:: EXERCISE INPUT

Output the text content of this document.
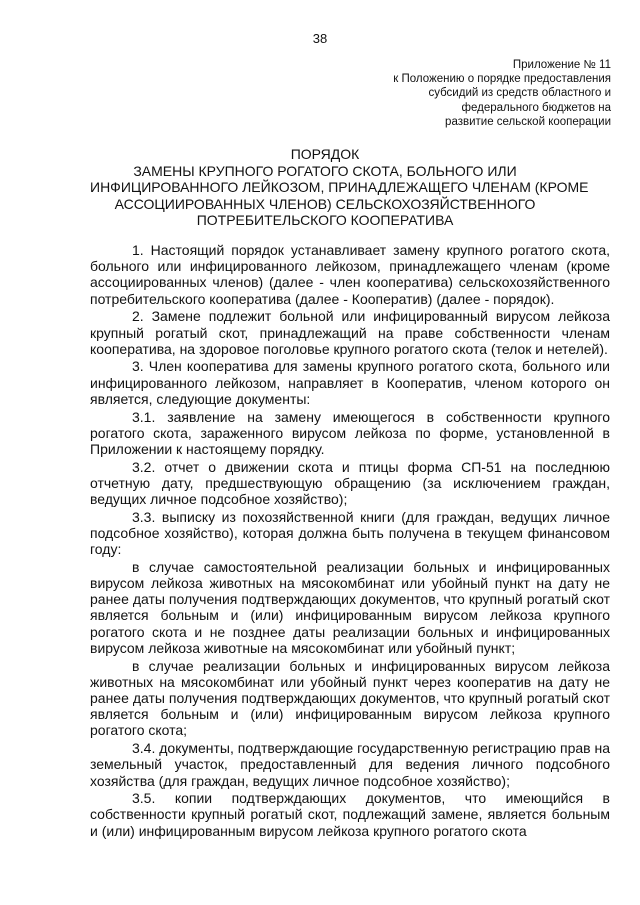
38
Приложение № 11
к Положению о порядке предоставления
субсидий из средств областного и
федерального бюджетов на
развитие сельской кооперации
ПОРЯДОК
ЗАМЕНЫ КРУПНОГО РОГАТОГО СКОТА, БОЛЬНОГО ИЛИ
ИНФИЦИРОВАННОГО ЛЕЙКОЗОМ, ПРИНАДЛЕЖАЩЕГО ЧЛЕНАМ (КРОМЕ
АССОЦИИРОВАННЫХ ЧЛЕНОВ) СЕЛЬСКОХОЗЯЙСТВЕННОГО
ПОТРЕБИТЕЛЬСКОГО КООПЕРАТИВА

1. Настоящий порядок устанавливает замену крупного рогатого скота, больного или инфицированного лейкозом, принадлежащего членам (кроме ассоциированных членов) (далее - член кооператива) сельскохозяйственного потребительского кооператива (далее - Кооператив) (далее - порядок).

2. Замене подлежит больной или инфицированный вирусом лейкоза крупный рогатый скот, принадлежащий на праве собственности членам кооператива, на здоровое поголовье крупного рогатого скота (телок и нетелей).

3. Член кооператива для замены крупного рогатого скота, больного или инфицированного лейкозом, направляет в Кооператив, членом которого он является, следующие документы:

3.1. заявление на замену имеющегося в собственности крупного рогатого скота, зараженного вирусом лейкоза по форме, установленной в Приложении к настоящему порядку.

3.2. отчет о движении скота и птицы форма СП-51 на последнюю отчетную дату, предшествующую обращению (за исключением граждан, ведущих личное подсобное хозяйство);

3.3. выписку из похозяйственной книги (для граждан, ведущих личное подсобное хозяйство), которая должна быть получена в текущем финансовом году:

в случае самостоятельной реализации больных и инфицированных вирусом лейкоза животных на мясокомбинат или убойный пункт на дату не ранее даты получения подтверждающих документов, что крупный рогатый скот является больным и (или) инфицированным вирусом лейкоза крупного рогатого скота и не позднее даты реализации больных и инфицированных вирусом лейкоза животные на мясокомбинат или убойный пункт;

в случае реализации больных и инфицированных вирусом лейкоза животных на мясокомбинат или убойный пункт через кооператив на дату не ранее даты получения подтверждающих документов, что крупный рогатый скот является больным и (или) инфицированным вирусом лейкоза крупного рогатого скота;

3.4. документы, подтверждающие государственную регистрацию прав на земельный участок, предоставленный для ведения личного подсобного хозяйства (для граждан, ведущих личное подсобное хозяйство);

3.5. копии подтверждающих документов, что имеющийся в собственности крупный рогатый скот, подлежащий замене, является больным и (или) инфицированным вирусом лейкоза крупного рогатого скота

::::

# [WRITTEN REQUEST]
Reproduce all the records verbatim, excluding images.

# [REPLY TO THE TASK]
Output the text content of this document.
38
Приложение № 11
к Положению о порядке предоставления
субсидий из средств областного и
федерального бюджетов на
развитие сельской кооперации
ПОРЯДОК
ЗАМЕНЫ КРУПНОГО РОГАТОГО СКОТА, БОЛЬНОГО ИЛИ
ИНФИЦИРОВАННОГО ЛЕЙКОЗОМ, ПРИНАДЛЕЖАЩЕГО ЧЛЕНАМ (КРОМЕ
АССОЦИИРОВАННЫХ ЧЛЕНОВ) СЕЛЬСКОХОЗЯЙСТВЕННОГО
ПОТРЕБИТЕЛЬСКОГО КООПЕРАТИВА

1. Настоящий порядок устанавливает замену крупного рогатого скота, больного или инфицированного лейкозом, принадлежащего членам (кроме ассоциированных членов) (далее - член кооператива) сельскохозяйственного потребительского кооператива (далее - Кооператив) (далее - порядок).

2. Замене подлежит больной или инфицированный вирусом лейкоза крупный рогатый скот, принадлежащий на праве собственности членам кооператива, на здоровое поголовье крупного рогатого скота (телок и нетелей).

3. Член кооператива для замены крупного рогатого скота, больного или инфицированного лейкозом, направляет в Кооператив, членом которого он является, следующие документы:

3.1. заявление на замену имеющегося в собственности крупного рогатого скота, зараженного вирусом лейкоза по форме, установленной в Приложении к настоящему порядку.

3.2. отчет о движении скота и птицы форма СП-51 на последнюю отчетную дату, предшествующую обращению (за исключением граждан, ведущих личное подсобное хозяйство);

3.3. выписку из похозяйственной книги (для граждан, ведущих личное подсобное хозяйство), которая должна быть получена в текущем финансовом году:

в случае самостоятельной реализации больных и инфицированных вирусом лейкоза животных на мясокомбинат или убойный пункт на дату не ранее даты получения подтверждающих документов, что крупный рогатый скот является больным и (или) инфицированным вирусом лейкоза крупного рогатого скота и не позднее даты реализации больных и инфицированных вирусом лейкоза животные на мясокомбинат или убойный пункт;

в случае реализации больных и инфицированных вирусом лейкоза животных на мясокомбинат или убойный пункт через кооператив на дату не ранее даты получения подтверждающих документов, что крупный рогатый скот является больным и (или) инфицированным вирусом лейкоза крупного рогатого скота;

3.4. документы, подтверждающие государственную регистрацию прав на земельный участок, предоставленный для ведения личного подсобного хозяйства (для граждан, ведущих личное подсобное хозяйство);

3.5. копии подтверждающих документов, что имеющийся в собственности крупный рогатый скот, подлежащий замене, является больным и (или) инфицированным вирусом лейкоза крупного рогатого скота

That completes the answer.